▸ **Data shown**:

--

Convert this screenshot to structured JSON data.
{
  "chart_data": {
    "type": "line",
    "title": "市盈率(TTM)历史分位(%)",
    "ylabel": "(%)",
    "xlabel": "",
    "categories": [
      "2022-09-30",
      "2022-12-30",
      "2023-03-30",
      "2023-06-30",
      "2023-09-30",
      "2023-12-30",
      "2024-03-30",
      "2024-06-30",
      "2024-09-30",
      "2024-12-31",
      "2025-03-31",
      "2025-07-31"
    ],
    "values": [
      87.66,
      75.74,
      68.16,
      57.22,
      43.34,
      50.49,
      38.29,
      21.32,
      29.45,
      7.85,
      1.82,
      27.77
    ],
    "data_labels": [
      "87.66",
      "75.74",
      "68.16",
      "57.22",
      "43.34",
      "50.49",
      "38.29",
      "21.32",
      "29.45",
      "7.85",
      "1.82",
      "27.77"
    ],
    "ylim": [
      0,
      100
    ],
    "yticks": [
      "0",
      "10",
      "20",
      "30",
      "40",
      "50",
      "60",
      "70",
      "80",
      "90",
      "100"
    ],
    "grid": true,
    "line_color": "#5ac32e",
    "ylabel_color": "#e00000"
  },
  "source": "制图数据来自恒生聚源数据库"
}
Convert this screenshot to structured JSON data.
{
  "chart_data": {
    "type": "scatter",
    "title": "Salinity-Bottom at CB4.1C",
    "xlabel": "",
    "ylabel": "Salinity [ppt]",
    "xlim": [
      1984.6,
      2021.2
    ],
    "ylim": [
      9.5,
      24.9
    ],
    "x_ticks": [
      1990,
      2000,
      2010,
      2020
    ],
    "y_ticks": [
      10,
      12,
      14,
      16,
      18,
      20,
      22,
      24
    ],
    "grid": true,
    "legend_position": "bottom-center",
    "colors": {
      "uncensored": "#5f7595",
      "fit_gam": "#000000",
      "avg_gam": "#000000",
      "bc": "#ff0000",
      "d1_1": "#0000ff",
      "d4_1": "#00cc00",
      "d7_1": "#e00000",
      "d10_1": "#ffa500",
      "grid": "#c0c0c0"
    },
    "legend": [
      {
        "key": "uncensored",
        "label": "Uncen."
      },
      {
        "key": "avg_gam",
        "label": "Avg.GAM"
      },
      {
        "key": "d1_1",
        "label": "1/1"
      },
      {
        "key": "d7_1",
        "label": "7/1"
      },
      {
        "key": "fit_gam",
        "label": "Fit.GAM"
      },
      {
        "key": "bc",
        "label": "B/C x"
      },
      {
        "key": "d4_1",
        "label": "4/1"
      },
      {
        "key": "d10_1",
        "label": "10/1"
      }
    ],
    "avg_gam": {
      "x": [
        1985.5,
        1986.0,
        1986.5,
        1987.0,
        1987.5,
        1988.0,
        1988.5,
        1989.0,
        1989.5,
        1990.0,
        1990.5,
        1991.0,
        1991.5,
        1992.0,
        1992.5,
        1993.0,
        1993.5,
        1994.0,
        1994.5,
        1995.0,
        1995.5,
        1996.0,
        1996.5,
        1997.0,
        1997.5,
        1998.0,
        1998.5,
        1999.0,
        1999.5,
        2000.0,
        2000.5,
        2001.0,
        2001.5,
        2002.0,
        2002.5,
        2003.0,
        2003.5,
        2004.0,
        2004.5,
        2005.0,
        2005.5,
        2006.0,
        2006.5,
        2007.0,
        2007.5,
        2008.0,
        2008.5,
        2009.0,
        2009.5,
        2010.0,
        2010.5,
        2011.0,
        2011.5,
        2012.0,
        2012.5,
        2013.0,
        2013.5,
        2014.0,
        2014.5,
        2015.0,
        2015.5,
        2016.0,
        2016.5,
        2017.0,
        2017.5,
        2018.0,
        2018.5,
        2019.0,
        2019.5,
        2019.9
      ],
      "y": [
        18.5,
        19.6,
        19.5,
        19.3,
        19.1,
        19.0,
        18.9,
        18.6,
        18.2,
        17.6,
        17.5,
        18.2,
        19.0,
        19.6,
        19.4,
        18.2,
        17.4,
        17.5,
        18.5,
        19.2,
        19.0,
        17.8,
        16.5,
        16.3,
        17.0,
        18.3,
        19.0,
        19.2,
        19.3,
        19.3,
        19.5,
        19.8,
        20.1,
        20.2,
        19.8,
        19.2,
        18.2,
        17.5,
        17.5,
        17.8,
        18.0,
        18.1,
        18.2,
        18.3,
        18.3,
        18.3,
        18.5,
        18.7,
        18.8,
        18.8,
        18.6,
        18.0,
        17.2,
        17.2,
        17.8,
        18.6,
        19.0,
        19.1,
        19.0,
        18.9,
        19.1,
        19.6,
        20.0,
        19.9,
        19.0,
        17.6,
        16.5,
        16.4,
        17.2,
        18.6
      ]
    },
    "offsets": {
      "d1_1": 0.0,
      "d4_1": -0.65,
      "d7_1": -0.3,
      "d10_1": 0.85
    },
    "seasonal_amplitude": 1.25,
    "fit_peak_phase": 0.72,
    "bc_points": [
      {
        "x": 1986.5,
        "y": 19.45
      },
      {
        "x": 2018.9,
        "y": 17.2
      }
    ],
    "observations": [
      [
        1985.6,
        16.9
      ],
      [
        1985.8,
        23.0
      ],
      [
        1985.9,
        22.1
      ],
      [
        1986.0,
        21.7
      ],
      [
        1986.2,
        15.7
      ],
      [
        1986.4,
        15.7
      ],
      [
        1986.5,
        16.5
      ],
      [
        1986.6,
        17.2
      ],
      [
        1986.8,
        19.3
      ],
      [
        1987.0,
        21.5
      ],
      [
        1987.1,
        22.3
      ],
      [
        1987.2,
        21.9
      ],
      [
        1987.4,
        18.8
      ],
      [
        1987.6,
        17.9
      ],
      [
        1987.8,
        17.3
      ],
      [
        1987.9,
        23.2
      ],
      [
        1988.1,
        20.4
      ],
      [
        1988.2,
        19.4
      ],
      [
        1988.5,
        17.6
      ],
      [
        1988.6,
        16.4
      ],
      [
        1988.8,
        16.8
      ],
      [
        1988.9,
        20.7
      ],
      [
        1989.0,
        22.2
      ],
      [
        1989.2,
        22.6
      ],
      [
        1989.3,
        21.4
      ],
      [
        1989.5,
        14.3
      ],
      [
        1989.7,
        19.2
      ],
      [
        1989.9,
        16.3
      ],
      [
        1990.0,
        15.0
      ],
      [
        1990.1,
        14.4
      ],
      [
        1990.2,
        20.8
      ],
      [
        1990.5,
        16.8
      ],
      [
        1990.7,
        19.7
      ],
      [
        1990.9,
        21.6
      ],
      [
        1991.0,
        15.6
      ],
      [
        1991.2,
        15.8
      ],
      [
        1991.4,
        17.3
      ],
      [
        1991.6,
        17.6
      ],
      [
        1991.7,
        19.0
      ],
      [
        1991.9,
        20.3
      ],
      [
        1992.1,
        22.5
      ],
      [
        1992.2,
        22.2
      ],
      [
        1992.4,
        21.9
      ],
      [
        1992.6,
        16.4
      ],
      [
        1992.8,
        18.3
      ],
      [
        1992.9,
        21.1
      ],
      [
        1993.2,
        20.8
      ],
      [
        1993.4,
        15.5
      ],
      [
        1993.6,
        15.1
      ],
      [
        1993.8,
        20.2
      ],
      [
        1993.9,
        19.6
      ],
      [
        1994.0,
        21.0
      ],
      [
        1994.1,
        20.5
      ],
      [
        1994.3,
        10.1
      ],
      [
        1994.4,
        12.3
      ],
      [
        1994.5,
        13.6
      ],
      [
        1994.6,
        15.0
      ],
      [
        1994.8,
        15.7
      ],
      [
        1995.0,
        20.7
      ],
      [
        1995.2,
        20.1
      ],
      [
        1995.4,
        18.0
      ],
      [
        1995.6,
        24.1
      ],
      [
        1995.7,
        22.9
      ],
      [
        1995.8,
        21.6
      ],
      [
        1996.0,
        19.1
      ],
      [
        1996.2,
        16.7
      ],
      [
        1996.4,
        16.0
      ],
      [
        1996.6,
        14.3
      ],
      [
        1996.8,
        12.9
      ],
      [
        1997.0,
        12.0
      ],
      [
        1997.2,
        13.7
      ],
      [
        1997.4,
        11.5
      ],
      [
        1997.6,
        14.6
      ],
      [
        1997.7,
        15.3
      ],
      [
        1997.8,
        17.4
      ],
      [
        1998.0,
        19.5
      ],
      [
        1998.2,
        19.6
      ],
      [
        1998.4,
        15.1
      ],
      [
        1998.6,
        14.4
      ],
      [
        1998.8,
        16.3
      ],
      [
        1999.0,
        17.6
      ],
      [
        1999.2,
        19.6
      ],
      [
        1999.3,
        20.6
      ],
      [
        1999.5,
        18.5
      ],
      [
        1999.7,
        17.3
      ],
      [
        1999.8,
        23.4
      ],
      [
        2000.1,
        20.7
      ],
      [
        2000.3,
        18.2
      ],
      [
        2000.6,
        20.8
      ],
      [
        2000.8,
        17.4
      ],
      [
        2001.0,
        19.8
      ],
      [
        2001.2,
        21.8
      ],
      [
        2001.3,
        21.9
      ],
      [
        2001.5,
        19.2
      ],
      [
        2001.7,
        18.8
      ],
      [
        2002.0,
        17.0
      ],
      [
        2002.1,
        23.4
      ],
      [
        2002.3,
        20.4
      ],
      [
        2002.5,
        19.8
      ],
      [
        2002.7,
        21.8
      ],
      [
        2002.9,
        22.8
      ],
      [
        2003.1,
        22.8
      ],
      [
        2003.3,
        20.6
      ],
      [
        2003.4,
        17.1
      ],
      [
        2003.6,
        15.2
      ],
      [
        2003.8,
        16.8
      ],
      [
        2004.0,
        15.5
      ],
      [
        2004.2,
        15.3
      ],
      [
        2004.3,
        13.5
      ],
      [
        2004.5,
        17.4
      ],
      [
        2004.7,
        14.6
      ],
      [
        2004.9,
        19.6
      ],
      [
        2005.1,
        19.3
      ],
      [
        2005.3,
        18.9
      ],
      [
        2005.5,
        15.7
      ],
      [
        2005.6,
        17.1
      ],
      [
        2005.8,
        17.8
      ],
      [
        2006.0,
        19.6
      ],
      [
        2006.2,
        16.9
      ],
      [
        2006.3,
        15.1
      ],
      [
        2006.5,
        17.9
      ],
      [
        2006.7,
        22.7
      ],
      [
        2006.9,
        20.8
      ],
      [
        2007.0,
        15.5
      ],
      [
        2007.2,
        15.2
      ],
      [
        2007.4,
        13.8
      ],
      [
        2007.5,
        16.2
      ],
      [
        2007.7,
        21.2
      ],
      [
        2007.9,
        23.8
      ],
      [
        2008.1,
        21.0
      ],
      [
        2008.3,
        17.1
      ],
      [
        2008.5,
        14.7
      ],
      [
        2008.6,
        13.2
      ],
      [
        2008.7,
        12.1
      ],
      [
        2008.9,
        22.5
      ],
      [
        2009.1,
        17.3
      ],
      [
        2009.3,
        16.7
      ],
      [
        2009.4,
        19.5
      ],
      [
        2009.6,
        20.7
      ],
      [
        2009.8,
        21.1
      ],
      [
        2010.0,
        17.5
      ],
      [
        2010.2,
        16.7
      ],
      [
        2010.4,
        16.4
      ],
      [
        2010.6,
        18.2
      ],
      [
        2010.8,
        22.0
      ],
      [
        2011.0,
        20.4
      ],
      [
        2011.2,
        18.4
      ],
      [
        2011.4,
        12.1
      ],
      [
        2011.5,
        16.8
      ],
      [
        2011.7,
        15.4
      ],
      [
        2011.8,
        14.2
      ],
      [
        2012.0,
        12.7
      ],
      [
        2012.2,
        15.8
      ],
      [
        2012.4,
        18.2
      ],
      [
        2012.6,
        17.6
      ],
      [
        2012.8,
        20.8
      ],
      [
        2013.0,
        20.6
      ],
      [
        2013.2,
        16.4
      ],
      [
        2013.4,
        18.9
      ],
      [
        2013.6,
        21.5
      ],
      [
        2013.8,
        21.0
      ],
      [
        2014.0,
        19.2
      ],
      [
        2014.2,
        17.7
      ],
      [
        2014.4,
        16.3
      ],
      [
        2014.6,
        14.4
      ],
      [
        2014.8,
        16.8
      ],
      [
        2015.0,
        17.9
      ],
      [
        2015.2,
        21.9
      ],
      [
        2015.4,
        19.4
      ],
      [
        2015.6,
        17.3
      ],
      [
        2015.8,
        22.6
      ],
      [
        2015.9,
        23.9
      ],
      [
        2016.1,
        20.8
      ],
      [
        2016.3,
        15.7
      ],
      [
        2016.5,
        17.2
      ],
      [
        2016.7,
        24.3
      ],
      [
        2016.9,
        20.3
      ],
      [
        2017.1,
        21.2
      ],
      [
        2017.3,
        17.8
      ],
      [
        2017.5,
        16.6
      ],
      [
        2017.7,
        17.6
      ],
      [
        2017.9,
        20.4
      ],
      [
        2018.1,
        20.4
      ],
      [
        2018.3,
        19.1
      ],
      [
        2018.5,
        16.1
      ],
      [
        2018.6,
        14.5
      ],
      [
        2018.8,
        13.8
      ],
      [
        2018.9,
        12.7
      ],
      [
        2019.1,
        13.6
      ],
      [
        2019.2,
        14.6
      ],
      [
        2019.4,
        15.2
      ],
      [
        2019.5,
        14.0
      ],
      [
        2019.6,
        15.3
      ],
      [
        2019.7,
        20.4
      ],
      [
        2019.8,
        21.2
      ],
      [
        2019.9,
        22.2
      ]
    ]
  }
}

--

▸ **Short task**: Keep only those lines of the records that hold "Salinity", and return them.

▸ **Reply**:
    "title": "Salinity-Bottom at CB4.1C",
    "ylabel": "Salinity [ppt]",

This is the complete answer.